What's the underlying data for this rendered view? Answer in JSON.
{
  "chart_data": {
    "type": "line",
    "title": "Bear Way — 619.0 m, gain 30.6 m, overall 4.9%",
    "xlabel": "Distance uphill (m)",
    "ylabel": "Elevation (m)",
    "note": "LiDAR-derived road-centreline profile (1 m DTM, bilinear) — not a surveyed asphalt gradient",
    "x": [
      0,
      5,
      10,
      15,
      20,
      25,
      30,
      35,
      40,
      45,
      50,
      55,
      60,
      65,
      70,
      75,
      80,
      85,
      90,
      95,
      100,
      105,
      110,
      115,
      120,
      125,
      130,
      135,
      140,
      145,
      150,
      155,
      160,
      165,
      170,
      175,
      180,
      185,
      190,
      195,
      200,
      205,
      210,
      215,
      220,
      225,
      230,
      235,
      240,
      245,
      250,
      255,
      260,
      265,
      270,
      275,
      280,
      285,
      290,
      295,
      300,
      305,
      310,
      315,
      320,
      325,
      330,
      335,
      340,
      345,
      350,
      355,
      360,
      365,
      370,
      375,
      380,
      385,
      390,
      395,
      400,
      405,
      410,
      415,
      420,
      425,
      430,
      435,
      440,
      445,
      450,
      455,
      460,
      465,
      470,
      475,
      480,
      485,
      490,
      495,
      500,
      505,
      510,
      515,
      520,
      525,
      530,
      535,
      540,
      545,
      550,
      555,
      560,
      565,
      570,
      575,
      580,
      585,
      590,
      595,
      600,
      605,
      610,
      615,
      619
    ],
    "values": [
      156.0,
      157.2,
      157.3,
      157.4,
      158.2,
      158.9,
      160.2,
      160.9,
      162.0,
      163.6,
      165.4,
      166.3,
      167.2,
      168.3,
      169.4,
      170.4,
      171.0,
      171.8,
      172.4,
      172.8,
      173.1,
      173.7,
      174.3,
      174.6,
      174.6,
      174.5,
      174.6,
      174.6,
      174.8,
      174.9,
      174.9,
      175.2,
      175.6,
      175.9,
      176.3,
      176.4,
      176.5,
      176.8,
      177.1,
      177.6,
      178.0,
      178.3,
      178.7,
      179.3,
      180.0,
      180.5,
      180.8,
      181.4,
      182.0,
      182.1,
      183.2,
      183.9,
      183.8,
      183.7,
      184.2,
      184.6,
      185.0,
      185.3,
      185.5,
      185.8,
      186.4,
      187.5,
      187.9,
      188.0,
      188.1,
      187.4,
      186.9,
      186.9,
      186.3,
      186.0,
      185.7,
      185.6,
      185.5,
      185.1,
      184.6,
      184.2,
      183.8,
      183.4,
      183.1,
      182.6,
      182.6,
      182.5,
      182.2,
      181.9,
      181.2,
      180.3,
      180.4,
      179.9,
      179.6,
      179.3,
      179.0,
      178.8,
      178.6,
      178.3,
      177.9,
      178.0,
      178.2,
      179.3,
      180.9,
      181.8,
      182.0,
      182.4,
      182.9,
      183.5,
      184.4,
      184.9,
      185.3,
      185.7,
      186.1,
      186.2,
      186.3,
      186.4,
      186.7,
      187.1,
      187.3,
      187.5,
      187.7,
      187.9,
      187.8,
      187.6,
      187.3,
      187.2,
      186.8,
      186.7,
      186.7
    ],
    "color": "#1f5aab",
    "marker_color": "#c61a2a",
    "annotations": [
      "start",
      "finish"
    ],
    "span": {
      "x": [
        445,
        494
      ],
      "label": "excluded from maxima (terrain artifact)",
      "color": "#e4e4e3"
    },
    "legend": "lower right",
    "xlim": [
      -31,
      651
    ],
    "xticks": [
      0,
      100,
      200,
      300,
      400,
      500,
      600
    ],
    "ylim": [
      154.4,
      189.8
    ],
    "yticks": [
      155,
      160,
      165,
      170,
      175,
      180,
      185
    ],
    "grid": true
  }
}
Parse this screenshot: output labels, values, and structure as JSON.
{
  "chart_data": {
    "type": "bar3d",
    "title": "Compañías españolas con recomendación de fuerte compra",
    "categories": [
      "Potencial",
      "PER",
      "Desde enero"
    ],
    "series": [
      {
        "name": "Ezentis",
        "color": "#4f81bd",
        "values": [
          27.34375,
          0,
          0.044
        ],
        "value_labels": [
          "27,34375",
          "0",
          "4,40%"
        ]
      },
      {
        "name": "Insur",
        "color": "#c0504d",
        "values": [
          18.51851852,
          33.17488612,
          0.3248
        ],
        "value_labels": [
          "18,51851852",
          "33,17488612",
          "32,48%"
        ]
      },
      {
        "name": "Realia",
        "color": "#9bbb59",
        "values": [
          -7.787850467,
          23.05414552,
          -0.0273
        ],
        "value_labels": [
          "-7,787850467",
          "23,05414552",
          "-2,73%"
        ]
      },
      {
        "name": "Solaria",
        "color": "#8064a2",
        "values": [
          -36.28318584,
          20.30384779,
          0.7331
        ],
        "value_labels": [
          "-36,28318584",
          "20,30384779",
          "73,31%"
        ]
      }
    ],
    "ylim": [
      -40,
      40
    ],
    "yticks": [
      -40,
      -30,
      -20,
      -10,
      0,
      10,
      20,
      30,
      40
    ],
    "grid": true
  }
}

•••

What you are asked to do:
Quote every record above exactly.

Output of the exercise:
What's the underlying data for this rendered view? Answer in JSON.
{
  "chart_data": {
    "type": "line",
    "title": "Bear Way — 619.0 m, gain 30.6 m, overall 4.9%",
    "xlabel": "Distance uphill (m)",
    "ylabel": "Elevation (m)",
    "note": "LiDAR-derived road-centreline profile (1 m DTM, bilinear) — not a surveyed asphalt gradient",
    "x": [
      0,
      5,
      10,
      15,
      20,
      25,
      30,
      35,
      40,
      45,
      50,
      55,
      60,
      65,
      70,
      75,
      80,
      85,
      90,
      95,
      100,
      105,
      110,
      115,
      120,
      125,
      130,
      135,
      140,
      145,
      150,
      155,
      160,
      165,
      170,
      175,
      180,
      185,
      190,
      195,
      200,
      205,
      210,
      215,
      220,
      225,
      230,
      235,
      240,
      245,
      250,
      255,
      260,
      265,
      270,
      275,
      280,
      285,
      290,
      295,
      300,
      305,
      310,
      315,
      320,
      325,
      330,
      335,
      340,
      345,
      350,
      355,
      360,
      365,
      370,
      375,
      380,
      385,
      390,
      395,
      400,
      405,
      410,
      415,
      420,
      425,
      430,
      435,
      440,
      445,
      450,
      455,
      460,
      465,
      470,
      475,
      480,
      485,
      490,
      495,
      500,
      505,
      510,
      515,
      520,
      525,
      530,
      535,
      540,
      545,
      550,
      555,
      560,
      565,
      570,
      575,
      580,
      585,
      590,
      595,
      600,
      605,
      610,
      615,
      619
    ],
    "values": [
      156.0,
      157.2,
      157.3,
      157.4,
      158.2,
      158.9,
      160.2,
      160.9,
      162.0,
      163.6,
      165.4,
      166.3,
      167.2,
      168.3,
      169.4,
      170.4,
      171.0,
      171.8,
      172.4,
      172.8,
      173.1,
      173.7,
      174.3,
      174.6,
      174.6,
      174.5,
      174.6,
      174.6,
      174.8,
      174.9,
      174.9,
      175.2,
      175.6,
      175.9,
      176.3,
      176.4,
      176.5,
      176.8,
      177.1,
      177.6,
      178.0,
      178.3,
      178.7,
      179.3,
      180.0,
      180.5,
      180.8,
      181.4,
      182.0,
      182.1,
      183.2,
      183.9,
      183.8,
      183.7,
      184.2,
      184.6,
      185.0,
      185.3,
      185.5,
      185.8,
      186.4,
      187.5,
      187.9,
      188.0,
      188.1,
      187.4,
      186.9,
      186.9,
      186.3,
      186.0,
      185.7,
      185.6,
      185.5,
      185.1,
      184.6,
      184.2,
      183.8,
      183.4,
      183.1,
      182.6,
      182.6,
      182.5,
      182.2,
      181.9,
      181.2,
      180.3,
      180.4,
      179.9,
      179.6,
      179.3,
      179.0,
      178.8,
      178.6,
      178.3,
      177.9,
      178.0,
      178.2,
      179.3,
      180.9,
      181.8,
      182.0,
      182.4,
      182.9,
      183.5,
      184.4,
      184.9,
      185.3,
      185.7,
      186.1,
      186.2,
      186.3,
      186.4,
      186.7,
      187.1,
      187.3,
      187.5,
      187.7,
      187.9,
      187.8,
      187.6,
      187.3,
      187.2,
      186.8,
      186.7,
      186.7
    ],
    "color": "#1f5aab",
    "marker_color": "#c61a2a",
    "annotations": [
      "start",
      "finish"
    ],
    "span": {
      "x": [
        445,
        494
      ],
      "label": "excluded from maxima (terrain artifact)",
      "color": "#e4e4e3"
    },
    "legend": "lower right",
    "xlim": [
      -31,
      651
    ],
    "xticks": [
      0,
      100,
      200,
      300,
      400,
      500,
      600
    ],
    "ylim": [
      154.4,
      189.8
    ],
    "yticks": [
      155,
      160,
      165,
      170,
      175,
      180,
      185
    ],
    "grid": true
  }
}
Parse this screenshot: output labels, values, and structure as JSON.
{
  "chart_data": {
    "type": "bar3d",
    "title": "Compañías españolas con recomendación de fuerte compra",
    "categories": [
      "Potencial",
      "PER",
      "Desde enero"
    ],
    "series": [
      {
        "name": "Ezentis",
        "color": "#4f81bd",
        "values": [
          27.34375,
          0,
          0.044
        ],
        "value_labels": [
          "27,34375",
          "0",
          "4,40%"
        ]
      },
      {
        "name": "Insur",
        "color": "#c0504d",
        "values": [
          18.51851852,
          33.17488612,
          0.3248
        ],
        "value_labels": [
          "18,51851852",
          "33,17488612",
          "32,48%"
        ]
      },
      {
        "name": "Realia",
        "color": "#9bbb59",
        "values": [
          -7.787850467,
          23.05414552,
          -0.0273
        ],
        "value_labels": [
          "-7,787850467",
          "23,05414552",
          "-2,73%"
        ]
      },
      {
        "name": "Solaria",
        "color": "#8064a2",
        "values": [
          -36.28318584,
          20.30384779,
          0.7331
        ],
        "value_labels": [
          "-36,28318584",
          "20,30384779",
          "73,31%"
        ]
      }
    ],
    "ylim": [
      -40,
      40
    ],
    "yticks": [
      -40,
      -30,
      -20,
      -10,
      0,
      10,
      20,
      30,
      40
    ],
    "grid": true
  }
}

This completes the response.